Exercise goal:
Copy, from the listing, every line in which the string "startmotor" is present.

Data for processing:
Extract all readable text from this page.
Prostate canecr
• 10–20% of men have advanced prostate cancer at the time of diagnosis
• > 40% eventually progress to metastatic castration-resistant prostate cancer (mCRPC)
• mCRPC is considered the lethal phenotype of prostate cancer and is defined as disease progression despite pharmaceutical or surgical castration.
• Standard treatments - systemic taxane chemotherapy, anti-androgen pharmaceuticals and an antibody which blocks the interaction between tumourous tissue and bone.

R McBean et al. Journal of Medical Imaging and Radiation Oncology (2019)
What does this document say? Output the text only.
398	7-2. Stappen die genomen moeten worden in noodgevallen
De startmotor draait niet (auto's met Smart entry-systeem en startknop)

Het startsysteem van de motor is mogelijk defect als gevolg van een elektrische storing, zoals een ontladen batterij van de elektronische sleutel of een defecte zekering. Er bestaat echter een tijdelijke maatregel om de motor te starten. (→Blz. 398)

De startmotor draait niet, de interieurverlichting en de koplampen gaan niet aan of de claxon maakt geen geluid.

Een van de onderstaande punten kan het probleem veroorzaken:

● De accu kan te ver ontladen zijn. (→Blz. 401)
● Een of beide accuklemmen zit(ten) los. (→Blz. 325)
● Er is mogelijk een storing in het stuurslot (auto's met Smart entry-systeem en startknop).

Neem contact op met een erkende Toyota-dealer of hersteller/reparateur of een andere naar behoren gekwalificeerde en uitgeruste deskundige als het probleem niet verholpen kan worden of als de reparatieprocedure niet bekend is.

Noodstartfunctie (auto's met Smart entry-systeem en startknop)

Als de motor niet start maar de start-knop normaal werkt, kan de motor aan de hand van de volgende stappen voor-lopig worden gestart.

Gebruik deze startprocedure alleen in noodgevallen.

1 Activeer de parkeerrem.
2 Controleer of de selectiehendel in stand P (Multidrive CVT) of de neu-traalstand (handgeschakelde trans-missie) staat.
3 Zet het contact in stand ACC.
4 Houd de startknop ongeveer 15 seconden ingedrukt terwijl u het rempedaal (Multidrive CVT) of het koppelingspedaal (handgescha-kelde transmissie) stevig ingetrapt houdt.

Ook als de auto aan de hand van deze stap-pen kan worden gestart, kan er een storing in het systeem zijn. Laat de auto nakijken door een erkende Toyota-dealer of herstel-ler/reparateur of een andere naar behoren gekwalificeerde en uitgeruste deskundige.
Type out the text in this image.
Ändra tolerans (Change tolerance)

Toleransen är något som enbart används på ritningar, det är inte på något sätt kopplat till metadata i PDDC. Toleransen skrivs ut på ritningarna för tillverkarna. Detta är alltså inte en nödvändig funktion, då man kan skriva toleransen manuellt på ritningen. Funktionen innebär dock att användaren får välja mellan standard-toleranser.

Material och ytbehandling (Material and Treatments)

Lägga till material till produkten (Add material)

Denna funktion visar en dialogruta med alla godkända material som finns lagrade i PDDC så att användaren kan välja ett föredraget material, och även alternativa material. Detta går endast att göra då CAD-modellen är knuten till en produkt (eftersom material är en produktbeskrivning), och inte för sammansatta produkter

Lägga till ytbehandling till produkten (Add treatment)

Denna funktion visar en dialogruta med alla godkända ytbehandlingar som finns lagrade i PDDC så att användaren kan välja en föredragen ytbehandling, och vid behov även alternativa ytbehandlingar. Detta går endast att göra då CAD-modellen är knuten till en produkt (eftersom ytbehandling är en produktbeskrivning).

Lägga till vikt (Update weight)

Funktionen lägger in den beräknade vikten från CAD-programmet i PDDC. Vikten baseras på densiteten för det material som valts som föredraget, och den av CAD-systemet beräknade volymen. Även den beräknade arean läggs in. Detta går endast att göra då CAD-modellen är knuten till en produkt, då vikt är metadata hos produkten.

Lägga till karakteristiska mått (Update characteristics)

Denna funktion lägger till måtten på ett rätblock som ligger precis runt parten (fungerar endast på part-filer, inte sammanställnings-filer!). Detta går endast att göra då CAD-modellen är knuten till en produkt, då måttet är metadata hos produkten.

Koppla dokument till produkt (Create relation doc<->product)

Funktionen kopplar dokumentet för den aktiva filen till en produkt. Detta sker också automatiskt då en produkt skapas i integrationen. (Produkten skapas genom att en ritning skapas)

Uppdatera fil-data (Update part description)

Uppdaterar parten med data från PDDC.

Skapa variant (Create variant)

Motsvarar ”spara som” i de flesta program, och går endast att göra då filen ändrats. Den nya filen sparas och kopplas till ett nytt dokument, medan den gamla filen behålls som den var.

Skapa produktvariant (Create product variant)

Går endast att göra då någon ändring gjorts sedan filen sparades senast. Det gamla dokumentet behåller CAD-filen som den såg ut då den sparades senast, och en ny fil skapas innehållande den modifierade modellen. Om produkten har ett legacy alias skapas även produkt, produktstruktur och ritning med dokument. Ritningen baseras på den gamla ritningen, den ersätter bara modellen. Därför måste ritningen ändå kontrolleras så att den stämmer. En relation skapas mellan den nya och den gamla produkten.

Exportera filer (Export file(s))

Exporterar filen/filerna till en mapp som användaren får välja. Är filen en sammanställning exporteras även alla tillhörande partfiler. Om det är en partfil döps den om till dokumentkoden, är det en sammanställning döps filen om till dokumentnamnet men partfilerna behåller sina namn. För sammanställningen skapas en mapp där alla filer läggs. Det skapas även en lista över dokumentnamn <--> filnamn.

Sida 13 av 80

Your solution:
De startmotor draait niet (auto's met Smart entry-systeem en startknop)
De startmotor draait niet, de interieurverlichting en de koplampen gaan niet aan of de claxon maakt geen geluid.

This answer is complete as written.